# Start of Source records

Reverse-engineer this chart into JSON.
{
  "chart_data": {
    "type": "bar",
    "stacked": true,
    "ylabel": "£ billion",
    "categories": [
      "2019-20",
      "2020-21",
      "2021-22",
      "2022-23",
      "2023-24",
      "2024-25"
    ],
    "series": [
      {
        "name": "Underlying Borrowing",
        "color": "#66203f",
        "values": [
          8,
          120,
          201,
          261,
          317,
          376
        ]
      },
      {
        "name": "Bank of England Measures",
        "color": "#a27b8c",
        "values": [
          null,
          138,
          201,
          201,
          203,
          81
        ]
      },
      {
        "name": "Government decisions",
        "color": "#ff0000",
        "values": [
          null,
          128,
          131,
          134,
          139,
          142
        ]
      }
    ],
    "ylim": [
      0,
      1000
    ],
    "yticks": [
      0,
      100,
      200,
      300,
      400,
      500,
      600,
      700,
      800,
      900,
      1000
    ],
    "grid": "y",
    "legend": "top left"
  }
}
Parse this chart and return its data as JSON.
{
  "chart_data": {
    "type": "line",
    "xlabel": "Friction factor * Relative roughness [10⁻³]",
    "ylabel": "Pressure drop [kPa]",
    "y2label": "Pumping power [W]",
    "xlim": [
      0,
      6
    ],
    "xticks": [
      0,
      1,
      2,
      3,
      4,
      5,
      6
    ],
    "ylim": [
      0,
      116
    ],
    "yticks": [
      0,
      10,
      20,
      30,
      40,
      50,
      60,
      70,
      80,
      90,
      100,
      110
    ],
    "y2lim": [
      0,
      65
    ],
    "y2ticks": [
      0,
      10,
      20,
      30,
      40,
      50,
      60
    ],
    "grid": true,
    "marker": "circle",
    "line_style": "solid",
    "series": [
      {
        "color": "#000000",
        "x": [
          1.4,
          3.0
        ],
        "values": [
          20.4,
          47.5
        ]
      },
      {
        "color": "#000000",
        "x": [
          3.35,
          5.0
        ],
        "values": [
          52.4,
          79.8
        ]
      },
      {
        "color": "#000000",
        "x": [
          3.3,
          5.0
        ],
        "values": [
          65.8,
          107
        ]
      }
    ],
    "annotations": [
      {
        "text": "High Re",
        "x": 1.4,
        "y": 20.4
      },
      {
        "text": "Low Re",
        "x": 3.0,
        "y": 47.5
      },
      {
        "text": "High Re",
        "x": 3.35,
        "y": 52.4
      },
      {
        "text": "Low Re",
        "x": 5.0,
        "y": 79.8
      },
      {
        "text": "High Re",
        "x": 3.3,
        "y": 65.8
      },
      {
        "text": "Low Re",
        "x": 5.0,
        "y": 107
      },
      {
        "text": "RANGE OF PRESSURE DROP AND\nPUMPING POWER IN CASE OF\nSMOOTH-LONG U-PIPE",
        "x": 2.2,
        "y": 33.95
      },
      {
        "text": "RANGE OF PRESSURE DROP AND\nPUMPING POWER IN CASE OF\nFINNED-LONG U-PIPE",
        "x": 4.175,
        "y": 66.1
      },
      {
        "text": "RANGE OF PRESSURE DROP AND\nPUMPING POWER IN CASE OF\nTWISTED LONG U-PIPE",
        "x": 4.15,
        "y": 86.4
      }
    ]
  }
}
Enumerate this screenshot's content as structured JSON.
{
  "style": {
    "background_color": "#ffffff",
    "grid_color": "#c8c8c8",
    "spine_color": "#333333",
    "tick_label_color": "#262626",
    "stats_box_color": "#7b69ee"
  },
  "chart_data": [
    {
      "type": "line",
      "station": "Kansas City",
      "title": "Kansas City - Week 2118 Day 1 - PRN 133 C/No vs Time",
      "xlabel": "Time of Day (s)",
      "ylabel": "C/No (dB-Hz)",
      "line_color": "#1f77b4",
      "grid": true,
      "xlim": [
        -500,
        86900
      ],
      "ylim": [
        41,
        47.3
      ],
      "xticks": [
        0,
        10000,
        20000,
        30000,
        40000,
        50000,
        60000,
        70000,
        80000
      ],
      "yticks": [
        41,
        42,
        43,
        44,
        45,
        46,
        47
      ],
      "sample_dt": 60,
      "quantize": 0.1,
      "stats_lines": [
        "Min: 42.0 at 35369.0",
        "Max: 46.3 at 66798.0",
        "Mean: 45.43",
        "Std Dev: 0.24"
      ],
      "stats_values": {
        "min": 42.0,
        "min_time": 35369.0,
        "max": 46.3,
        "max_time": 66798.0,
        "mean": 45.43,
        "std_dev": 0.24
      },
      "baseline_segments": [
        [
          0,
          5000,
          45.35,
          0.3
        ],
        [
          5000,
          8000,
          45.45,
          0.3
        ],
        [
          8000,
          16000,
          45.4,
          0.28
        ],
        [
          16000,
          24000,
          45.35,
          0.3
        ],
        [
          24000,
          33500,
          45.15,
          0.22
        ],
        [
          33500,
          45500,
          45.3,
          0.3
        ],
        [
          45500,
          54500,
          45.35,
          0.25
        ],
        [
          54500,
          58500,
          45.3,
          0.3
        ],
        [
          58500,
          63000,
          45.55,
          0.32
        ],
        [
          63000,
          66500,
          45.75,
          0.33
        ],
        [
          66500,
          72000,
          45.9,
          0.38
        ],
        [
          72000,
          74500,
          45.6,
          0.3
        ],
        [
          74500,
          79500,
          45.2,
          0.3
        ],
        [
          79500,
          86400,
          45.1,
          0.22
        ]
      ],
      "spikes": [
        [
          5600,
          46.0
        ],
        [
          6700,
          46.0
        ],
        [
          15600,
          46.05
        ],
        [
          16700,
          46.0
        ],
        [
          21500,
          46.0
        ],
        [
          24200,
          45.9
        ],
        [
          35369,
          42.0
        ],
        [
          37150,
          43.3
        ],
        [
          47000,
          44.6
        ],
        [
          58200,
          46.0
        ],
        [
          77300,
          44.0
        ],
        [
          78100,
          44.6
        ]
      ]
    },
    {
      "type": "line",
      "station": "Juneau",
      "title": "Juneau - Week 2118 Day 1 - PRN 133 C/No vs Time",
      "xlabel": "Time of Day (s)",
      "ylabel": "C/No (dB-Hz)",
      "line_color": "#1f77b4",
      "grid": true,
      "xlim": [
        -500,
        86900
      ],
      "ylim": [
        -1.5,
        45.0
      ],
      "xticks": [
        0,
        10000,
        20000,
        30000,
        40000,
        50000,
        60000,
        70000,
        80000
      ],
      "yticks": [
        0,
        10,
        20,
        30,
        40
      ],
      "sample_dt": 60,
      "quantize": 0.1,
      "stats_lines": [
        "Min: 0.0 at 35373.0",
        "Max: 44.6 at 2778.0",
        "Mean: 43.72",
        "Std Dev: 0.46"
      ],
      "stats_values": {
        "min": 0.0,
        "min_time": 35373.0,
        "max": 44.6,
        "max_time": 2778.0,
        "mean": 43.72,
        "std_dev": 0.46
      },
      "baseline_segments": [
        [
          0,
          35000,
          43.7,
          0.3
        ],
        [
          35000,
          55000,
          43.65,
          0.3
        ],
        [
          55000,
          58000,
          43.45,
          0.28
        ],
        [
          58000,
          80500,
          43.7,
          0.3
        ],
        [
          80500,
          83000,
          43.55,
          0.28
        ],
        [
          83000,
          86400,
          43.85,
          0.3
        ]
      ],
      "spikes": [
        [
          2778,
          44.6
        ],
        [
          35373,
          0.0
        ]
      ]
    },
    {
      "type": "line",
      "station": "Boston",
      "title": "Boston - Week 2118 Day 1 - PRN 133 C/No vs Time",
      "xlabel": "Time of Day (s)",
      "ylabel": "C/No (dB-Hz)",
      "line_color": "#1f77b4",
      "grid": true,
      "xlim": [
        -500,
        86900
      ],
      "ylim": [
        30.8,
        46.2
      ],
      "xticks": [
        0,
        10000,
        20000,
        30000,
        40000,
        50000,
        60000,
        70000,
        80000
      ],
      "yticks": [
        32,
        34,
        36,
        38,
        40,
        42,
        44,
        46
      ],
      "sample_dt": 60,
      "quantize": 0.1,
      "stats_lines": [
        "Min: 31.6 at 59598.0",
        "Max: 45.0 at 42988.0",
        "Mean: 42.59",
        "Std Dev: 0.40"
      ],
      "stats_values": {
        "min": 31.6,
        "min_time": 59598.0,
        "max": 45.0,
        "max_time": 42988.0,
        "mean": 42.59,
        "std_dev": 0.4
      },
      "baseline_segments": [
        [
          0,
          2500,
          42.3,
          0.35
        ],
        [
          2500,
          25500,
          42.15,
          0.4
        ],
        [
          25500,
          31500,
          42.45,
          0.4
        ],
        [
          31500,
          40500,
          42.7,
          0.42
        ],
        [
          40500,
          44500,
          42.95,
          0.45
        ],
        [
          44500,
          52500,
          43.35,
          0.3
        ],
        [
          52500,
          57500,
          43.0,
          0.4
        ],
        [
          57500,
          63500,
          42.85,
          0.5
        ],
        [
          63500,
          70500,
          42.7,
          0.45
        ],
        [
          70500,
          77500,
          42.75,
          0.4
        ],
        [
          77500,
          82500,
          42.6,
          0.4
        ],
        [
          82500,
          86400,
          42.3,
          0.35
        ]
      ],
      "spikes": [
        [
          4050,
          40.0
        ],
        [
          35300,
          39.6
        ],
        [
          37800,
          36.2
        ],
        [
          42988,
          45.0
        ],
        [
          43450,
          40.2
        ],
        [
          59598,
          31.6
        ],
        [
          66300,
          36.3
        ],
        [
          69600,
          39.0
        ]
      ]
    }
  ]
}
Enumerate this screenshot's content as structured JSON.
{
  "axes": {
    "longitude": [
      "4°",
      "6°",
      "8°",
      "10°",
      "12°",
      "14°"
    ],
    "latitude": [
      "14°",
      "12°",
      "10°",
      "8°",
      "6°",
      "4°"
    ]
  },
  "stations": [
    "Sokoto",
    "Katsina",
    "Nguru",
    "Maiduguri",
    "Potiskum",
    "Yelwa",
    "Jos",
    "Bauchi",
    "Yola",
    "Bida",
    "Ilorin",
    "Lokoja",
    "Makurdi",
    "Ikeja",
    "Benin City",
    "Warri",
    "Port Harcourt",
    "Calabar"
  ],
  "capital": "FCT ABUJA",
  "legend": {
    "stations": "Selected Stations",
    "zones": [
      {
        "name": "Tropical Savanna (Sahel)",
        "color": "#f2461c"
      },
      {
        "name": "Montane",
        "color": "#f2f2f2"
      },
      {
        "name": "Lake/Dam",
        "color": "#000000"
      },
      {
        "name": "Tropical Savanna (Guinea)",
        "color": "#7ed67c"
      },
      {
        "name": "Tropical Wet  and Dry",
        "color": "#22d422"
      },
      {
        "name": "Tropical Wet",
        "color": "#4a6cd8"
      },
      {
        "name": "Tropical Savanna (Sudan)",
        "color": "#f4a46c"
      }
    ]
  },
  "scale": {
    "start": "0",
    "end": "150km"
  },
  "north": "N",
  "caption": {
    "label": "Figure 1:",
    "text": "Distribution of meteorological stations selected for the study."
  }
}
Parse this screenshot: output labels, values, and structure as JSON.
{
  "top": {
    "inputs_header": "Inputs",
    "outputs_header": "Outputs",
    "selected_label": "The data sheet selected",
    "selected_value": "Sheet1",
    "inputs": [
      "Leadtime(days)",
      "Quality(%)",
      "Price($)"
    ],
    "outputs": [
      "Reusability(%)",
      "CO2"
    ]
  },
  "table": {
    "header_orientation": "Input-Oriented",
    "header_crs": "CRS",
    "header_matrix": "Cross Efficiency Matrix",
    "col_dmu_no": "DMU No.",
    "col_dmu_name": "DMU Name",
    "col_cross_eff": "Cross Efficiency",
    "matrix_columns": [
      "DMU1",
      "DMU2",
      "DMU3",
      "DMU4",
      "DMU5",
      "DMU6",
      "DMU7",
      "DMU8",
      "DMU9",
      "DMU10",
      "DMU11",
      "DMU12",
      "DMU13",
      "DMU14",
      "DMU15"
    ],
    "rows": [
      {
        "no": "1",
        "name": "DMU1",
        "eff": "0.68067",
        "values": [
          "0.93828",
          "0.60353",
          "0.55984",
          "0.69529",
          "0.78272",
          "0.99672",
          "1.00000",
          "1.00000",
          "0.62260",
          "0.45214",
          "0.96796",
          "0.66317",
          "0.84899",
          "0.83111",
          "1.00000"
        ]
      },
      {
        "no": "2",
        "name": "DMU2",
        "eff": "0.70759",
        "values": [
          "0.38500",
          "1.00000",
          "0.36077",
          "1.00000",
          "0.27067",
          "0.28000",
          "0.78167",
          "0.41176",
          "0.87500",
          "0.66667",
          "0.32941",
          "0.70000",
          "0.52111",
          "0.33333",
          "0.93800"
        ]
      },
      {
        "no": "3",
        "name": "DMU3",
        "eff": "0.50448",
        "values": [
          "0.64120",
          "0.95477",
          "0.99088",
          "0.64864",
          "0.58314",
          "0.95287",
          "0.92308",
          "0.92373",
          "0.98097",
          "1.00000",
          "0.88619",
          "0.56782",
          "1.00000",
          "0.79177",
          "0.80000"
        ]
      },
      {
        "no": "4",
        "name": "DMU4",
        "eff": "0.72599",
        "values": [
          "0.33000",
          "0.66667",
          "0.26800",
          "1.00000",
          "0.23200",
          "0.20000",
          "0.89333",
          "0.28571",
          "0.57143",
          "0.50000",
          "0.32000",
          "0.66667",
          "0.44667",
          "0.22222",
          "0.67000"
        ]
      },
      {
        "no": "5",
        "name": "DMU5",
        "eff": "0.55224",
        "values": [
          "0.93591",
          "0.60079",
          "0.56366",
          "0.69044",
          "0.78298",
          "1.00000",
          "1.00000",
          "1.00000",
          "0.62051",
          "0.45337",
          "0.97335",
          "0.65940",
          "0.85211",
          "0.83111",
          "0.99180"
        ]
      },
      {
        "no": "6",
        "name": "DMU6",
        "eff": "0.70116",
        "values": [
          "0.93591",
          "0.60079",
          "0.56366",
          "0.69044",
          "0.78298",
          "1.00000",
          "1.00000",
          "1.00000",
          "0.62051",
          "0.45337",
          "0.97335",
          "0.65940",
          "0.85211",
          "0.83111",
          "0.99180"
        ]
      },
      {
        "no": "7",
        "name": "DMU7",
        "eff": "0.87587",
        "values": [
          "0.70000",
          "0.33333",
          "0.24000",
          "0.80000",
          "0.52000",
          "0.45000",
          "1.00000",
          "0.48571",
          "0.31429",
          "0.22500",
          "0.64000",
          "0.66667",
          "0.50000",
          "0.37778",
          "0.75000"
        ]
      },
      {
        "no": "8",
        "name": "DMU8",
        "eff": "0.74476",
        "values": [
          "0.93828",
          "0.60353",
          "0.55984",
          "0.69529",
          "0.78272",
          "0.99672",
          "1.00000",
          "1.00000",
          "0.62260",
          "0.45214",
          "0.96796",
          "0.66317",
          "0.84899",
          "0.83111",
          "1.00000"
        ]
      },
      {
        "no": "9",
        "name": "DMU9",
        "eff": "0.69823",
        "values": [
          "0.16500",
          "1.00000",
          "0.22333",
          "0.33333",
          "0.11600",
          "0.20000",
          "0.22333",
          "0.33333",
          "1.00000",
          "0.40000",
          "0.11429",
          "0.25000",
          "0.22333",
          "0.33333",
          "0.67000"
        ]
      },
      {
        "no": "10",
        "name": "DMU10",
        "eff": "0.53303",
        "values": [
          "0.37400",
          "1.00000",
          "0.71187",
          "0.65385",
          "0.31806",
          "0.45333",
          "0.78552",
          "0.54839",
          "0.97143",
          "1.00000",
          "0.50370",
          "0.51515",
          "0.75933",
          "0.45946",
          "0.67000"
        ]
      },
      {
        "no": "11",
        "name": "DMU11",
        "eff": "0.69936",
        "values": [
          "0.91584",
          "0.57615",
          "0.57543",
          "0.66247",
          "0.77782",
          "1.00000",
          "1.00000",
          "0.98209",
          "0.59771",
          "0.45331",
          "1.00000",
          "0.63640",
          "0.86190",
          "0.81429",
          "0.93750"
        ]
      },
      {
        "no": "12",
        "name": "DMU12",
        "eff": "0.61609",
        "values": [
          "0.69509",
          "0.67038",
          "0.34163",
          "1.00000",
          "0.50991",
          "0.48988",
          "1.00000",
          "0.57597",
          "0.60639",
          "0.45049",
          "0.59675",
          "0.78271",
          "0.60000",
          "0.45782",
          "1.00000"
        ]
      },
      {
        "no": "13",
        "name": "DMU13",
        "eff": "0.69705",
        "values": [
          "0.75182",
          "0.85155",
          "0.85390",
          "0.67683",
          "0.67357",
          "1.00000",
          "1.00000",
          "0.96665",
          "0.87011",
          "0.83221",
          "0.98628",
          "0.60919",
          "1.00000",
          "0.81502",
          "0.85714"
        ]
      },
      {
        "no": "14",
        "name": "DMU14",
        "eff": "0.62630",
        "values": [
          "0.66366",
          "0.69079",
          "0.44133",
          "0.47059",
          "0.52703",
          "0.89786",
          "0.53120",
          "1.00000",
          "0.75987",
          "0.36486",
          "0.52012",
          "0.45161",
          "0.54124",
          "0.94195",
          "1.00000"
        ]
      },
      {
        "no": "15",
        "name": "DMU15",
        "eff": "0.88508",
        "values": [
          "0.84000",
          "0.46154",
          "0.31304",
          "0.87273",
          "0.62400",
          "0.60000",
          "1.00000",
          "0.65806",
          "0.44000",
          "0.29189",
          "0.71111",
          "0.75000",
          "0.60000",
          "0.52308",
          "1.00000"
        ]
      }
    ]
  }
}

# End of Source records

## Work to be completed:
Look for the word "Efficiency" and return every line where it occurs.

## Problem solution:
    "header_matrix": "Cross Efficiency Matrix",
    "col_cross_eff": "Cross Efficiency",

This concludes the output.